** Begin Provided material **

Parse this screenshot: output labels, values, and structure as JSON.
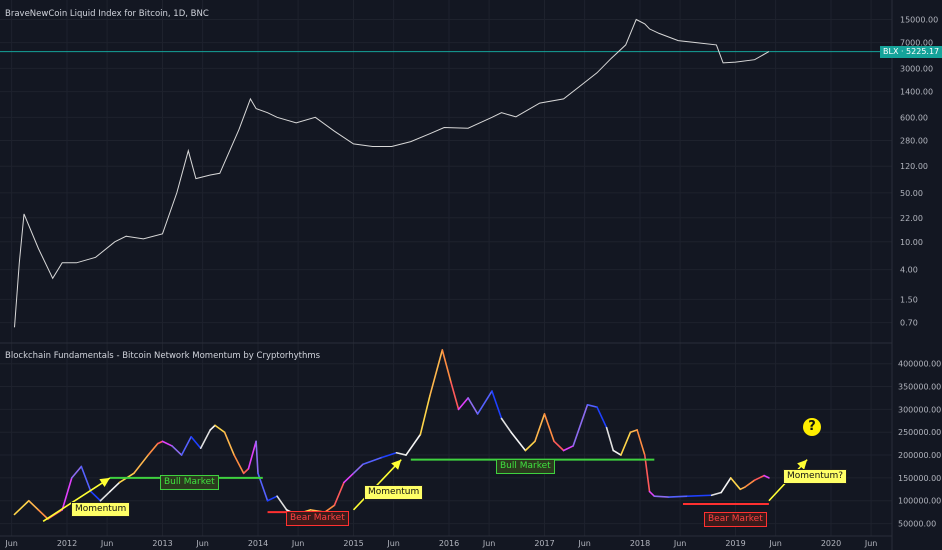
{
  "chart_data": [
    {
      "type": "line",
      "title": "BraveNewCoin Liquid Index for Bitcoin, 1D, BNC",
      "scale": "log",
      "ylabel": "",
      "xlabel": "",
      "ytick_labels": [
        "15000.00",
        "7000.00",
        "3000.00",
        "1400.00",
        "600.00",
        "280.00",
        "120.00",
        "50.00",
        "22.00",
        "10.00",
        "4.00",
        "1.50",
        "0.70"
      ],
      "ytick_values": [
        15000,
        7000,
        3000,
        1400,
        600,
        280,
        120,
        50,
        22,
        10,
        4,
        1.5,
        0.7
      ],
      "ylim": [
        0.45,
        25000
      ],
      "last_price_label": "BLX · 5225.17",
      "last_price": 5225.17,
      "x": [
        2011.45,
        2011.5,
        2011.55,
        2011.7,
        2011.85,
        2011.95,
        2012.1,
        2012.3,
        2012.5,
        2012.62,
        2012.8,
        2013.0,
        2013.15,
        2013.27,
        2013.35,
        2013.5,
        2013.6,
        2013.8,
        2013.92,
        2013.98,
        2014.1,
        2014.2,
        2014.4,
        2014.6,
        2014.8,
        2015.0,
        2015.2,
        2015.4,
        2015.6,
        2015.8,
        2015.95,
        2016.2,
        2016.45,
        2016.55,
        2016.7,
        2016.95,
        2017.2,
        2017.4,
        2017.55,
        2017.7,
        2017.85,
        2017.96,
        2018.05,
        2018.1,
        2018.2,
        2018.4,
        2018.6,
        2018.8,
        2018.87,
        2019.0,
        2019.2,
        2019.35
      ],
      "y": [
        0.6,
        5,
        25,
        8,
        3,
        5,
        5,
        6,
        10,
        12,
        11,
        13,
        50,
        200,
        80,
        90,
        95,
        400,
        1100,
        800,
        700,
        600,
        500,
        600,
        380,
        250,
        230,
        230,
        270,
        350,
        430,
        420,
        600,
        700,
        610,
        960,
        1100,
        1800,
        2600,
        4200,
        6500,
        15000,
        13000,
        11000,
        9500,
        7500,
        7000,
        6500,
        3600,
        3700,
        4000,
        5225.17
      ]
    },
    {
      "type": "area",
      "title": "Blockchain Fundamentals - Bitcoin Network Momentum by Cryptorhythms",
      "ytick_labels": [
        "400000.00",
        "350000.00",
        "300000.00",
        "250000.00",
        "200000.00",
        "150000.00",
        "100000.00",
        "50000.00"
      ],
      "ytick_values": [
        400000,
        350000,
        300000,
        250000,
        200000,
        150000,
        100000,
        50000
      ],
      "ylim": [
        25000,
        430000
      ],
      "x": [
        2011.45,
        2011.6,
        2011.7,
        2011.8,
        2011.95,
        2012.05,
        2012.15,
        2012.25,
        2012.35,
        2012.45,
        2012.55,
        2012.7,
        2012.85,
        2012.95,
        2013.0,
        2013.1,
        2013.2,
        2013.3,
        2013.4,
        2013.5,
        2013.55,
        2013.65,
        2013.75,
        2013.85,
        2013.9,
        2013.98,
        2014.0,
        2014.1,
        2014.2,
        2014.3,
        2014.4,
        2014.55,
        2014.7,
        2014.8,
        2014.9,
        2015.0,
        2015.1,
        2015.3,
        2015.45,
        2015.55,
        2015.7,
        2015.8,
        2015.93,
        2016.02,
        2016.1,
        2016.2,
        2016.3,
        2016.45,
        2016.55,
        2016.65,
        2016.8,
        2016.9,
        2017.0,
        2017.1,
        2017.2,
        2017.3,
        2017.45,
        2017.55,
        2017.65,
        2017.72,
        2017.8,
        2017.9,
        2017.97,
        2018.05,
        2018.1,
        2018.15,
        2018.3,
        2018.5,
        2018.75,
        2018.85,
        2018.95,
        2019.05,
        2019.1,
        2019.2,
        2019.3,
        2019.35
      ],
      "y": [
        70000,
        100000,
        80000,
        60000,
        80000,
        150000,
        175000,
        120000,
        100000,
        120000,
        140000,
        160000,
        200000,
        225000,
        230000,
        220000,
        200000,
        240000,
        215000,
        255000,
        265000,
        250000,
        200000,
        160000,
        170000,
        230000,
        160000,
        100000,
        110000,
        80000,
        70000,
        80000,
        75000,
        90000,
        140000,
        160000,
        180000,
        195000,
        205000,
        200000,
        245000,
        330000,
        430000,
        360000,
        300000,
        325000,
        290000,
        340000,
        280000,
        250000,
        210000,
        230000,
        290000,
        230000,
        210000,
        220000,
        310000,
        305000,
        260000,
        210000,
        200000,
        250000,
        255000,
        200000,
        120000,
        110000,
        108000,
        110000,
        112000,
        118000,
        150000,
        125000,
        130000,
        145000,
        155000,
        150000
      ],
      "segment_colors": [
        "#ffd54a",
        "#ffb74d",
        "#ff8c42",
        "#ff5a5a",
        "#e040fb",
        "#8c6cf0",
        "#5561ff",
        "#1e40ff",
        "#e0e0e0",
        "#f5f5f5"
      ]
    }
  ],
  "x_axis": {
    "tick_labels": [
      "Jun",
      "2012",
      "Jun",
      "2013",
      "Jun",
      "2014",
      "Jun",
      "2015",
      "Jun",
      "2016",
      "Jun",
      "2017",
      "Jun",
      "2018",
      "Jun",
      "2019",
      "Jun",
      "2020",
      "Jun"
    ],
    "tick_values": [
      2011.42,
      2012.0,
      2012.42,
      2013.0,
      2013.42,
      2014.0,
      2014.42,
      2015.0,
      2015.42,
      2016.0,
      2016.42,
      2017.0,
      2017.42,
      2018.0,
      2018.42,
      2019.0,
      2019.42,
      2020.0,
      2020.42
    ]
  },
  "annotations": {
    "momentum_1": "Momentum",
    "momentum_2": "Momentum",
    "momentum_3": "Momentum?",
    "bull_1": "Bull Market",
    "bull_2": "Bull Market",
    "bear_1": "Bear Market",
    "bear_2": "Bear Market",
    "question": "?"
  },
  "colors": {
    "background": "#131722",
    "price_line": "#d8d8d8",
    "last_price_line": "#15a39a",
    "arrow": "#ffff33",
    "bull_line": "#3fd13f",
    "bear_line": "#ff3030"
  }
}
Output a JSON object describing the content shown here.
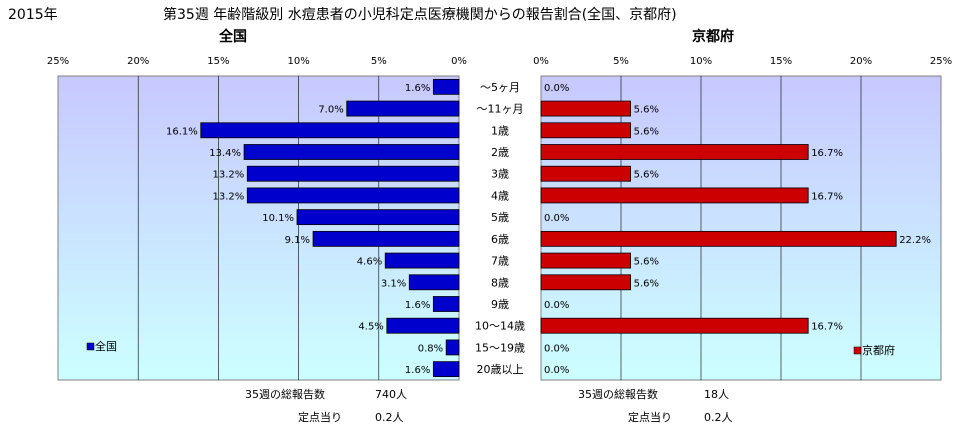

** End Provided material **

What you are asked to do: Reproduce each record above by retyping it exactly; omit all images.

The output:
Parse this screenshot: output labels, values, and structure as JSON.
{
  "chart_data": [
    {
      "type": "line",
      "title": "BraveNewCoin Liquid Index for Bitcoin, 1D, BNC",
      "scale": "log",
      "ylabel": "",
      "xlabel": "",
      "ytick_labels": [
        "15000.00",
        "7000.00",
        "3000.00",
        "1400.00",
        "600.00",
        "280.00",
        "120.00",
        "50.00",
        "22.00",
        "10.00",
        "4.00",
        "1.50",
        "0.70"
      ],
      "ytick_values": [
        15000,
        7000,
        3000,
        1400,
        600,
        280,
        120,
        50,
        22,
        10,
        4,
        1.5,
        0.7
      ],
      "ylim": [
        0.45,
        25000
      ],
      "last_price_label": "BLX · 5225.17",
      "last_price": 5225.17,
      "x": [
        2011.45,
        2011.5,
        2011.55,
        2011.7,
        2011.85,
        2011.95,
        2012.1,
        2012.3,
        2012.5,
        2012.62,
        2012.8,
        2013.0,
        2013.15,
        2013.27,
        2013.35,
        2013.5,
        2013.6,
        2013.8,
        2013.92,
        2013.98,
        2014.1,
        2014.2,
        2014.4,
        2014.6,
        2014.8,
        2015.0,
        2015.2,
        2015.4,
        2015.6,
        2015.8,
        2015.95,
        2016.2,
        2016.45,
        2016.55,
        2016.7,
        2016.95,
        2017.2,
        2017.4,
        2017.55,
        2017.7,
        2017.85,
        2017.96,
        2018.05,
        2018.1,
        2018.2,
        2018.4,
        2018.6,
        2018.8,
        2018.87,
        2019.0,
        2019.2,
        2019.35
      ],
      "y": [
        0.6,
        5,
        25,
        8,
        3,
        5,
        5,
        6,
        10,
        12,
        11,
        13,
        50,
        200,
        80,
        90,
        95,
        400,
        1100,
        800,
        700,
        600,
        500,
        600,
        380,
        250,
        230,
        230,
        270,
        350,
        430,
        420,
        600,
        700,
        610,
        960,
        1100,
        1800,
        2600,
        4200,
        6500,
        15000,
        13000,
        11000,
        9500,
        7500,
        7000,
        6500,
        3600,
        3700,
        4000,
        5225.17
      ]
    },
    {
      "type": "area",
      "title": "Blockchain Fundamentals - Bitcoin Network Momentum by Cryptorhythms",
      "ytick_labels": [
        "400000.00",
        "350000.00",
        "300000.00",
        "250000.00",
        "200000.00",
        "150000.00",
        "100000.00",
        "50000.00"
      ],
      "ytick_values": [
        400000,
        350000,
        300000,
        250000,
        200000,
        150000,
        100000,
        50000
      ],
      "ylim": [
        25000,
        430000
      ],
      "x": [
        2011.45,
        2011.6,
        2011.7,
        2011.8,
        2011.95,
        2012.05,
        2012.15,
        2012.25,
        2012.35,
        2012.45,
        2012.55,
        2012.7,
        2012.85,
        2012.95,
        2013.0,
        2013.1,
        2013.2,
        2013.3,
        2013.4,
        2013.5,
        2013.55,
        2013.65,
        2013.75,
        2013.85,
        2013.9,
        2013.98,
        2014.0,
        2014.1,
        2014.2,
        2014.3,
        2014.4,
        2014.55,
        2014.7,
        2014.8,
        2014.9,
        2015.0,
        2015.1,
        2015.3,
        2015.45,
        2015.55,
        2015.7,
        2015.8,
        2015.93,
        2016.02,
        2016.1,
        2016.2,
        2016.3,
        2016.45,
        2016.55,
        2016.65,
        2016.8,
        2016.9,
        2017.0,
        2017.1,
        2017.2,
        2017.3,
        2017.45,
        2017.55,
        2017.65,
        2017.72,
        2017.8,
        2017.9,
        2017.97,
        2018.05,
        2018.1,
        2018.15,
        2018.3,
        2018.5,
        2018.75,
        2018.85,
        2018.95,
        2019.05,
        2019.1,
        2019.2,
        2019.3,
        2019.35
      ],
      "y": [
        70000,
        100000,
        80000,
        60000,
        80000,
        150000,
        175000,
        120000,
        100000,
        120000,
        140000,
        160000,
        200000,
        225000,
        230000,
        220000,
        200000,
        240000,
        215000,
        255000,
        265000,
        250000,
        200000,
        160000,
        170000,
        230000,
        160000,
        100000,
        110000,
        80000,
        70000,
        80000,
        75000,
        90000,
        140000,
        160000,
        180000,
        195000,
        205000,
        200000,
        245000,
        330000,
        430000,
        360000,
        300000,
        325000,
        290000,
        340000,
        280000,
        250000,
        210000,
        230000,
        290000,
        230000,
        210000,
        220000,
        310000,
        305000,
        260000,
        210000,
        200000,
        250000,
        255000,
        200000,
        120000,
        110000,
        108000,
        110000,
        112000,
        118000,
        150000,
        125000,
        130000,
        145000,
        155000,
        150000
      ],
      "segment_colors": [
        "#ffd54a",
        "#ffb74d",
        "#ff8c42",
        "#ff5a5a",
        "#e040fb",
        "#8c6cf0",
        "#5561ff",
        "#1e40ff",
        "#e0e0e0",
        "#f5f5f5"
      ]
    }
  ],
  "x_axis": {
    "tick_labels": [
      "Jun",
      "2012",
      "Jun",
      "2013",
      "Jun",
      "2014",
      "Jun",
      "2015",
      "Jun",
      "2016",
      "Jun",
      "2017",
      "Jun",
      "2018",
      "Jun",
      "2019",
      "Jun",
      "2020",
      "Jun"
    ],
    "tick_values": [
      2011.42,
      2012.0,
      2012.42,
      2013.0,
      2013.42,
      2014.0,
      2014.42,
      2015.0,
      2015.42,
      2016.0,
      2016.42,
      2017.0,
      2017.42,
      2018.0,
      2018.42,
      2019.0,
      2019.42,
      2020.0,
      2020.42
    ]
  },
  "annotations": {
    "momentum_1": "Momentum",
    "momentum_2": "Momentum",
    "momentum_3": "Momentum?",
    "bull_1": "Bull Market",
    "bull_2": "Bull Market",
    "bear_1": "Bear Market",
    "bear_2": "Bear Market",
    "question": "?"
  },
  "colors": {
    "background": "#131722",
    "price_line": "#d8d8d8",
    "last_price_line": "#15a39a",
    "arrow": "#ffff33",
    "bull_line": "#3fd13f",
    "bear_line": "#ff3030"
  }
}
Output a JSON object describing the content shown here.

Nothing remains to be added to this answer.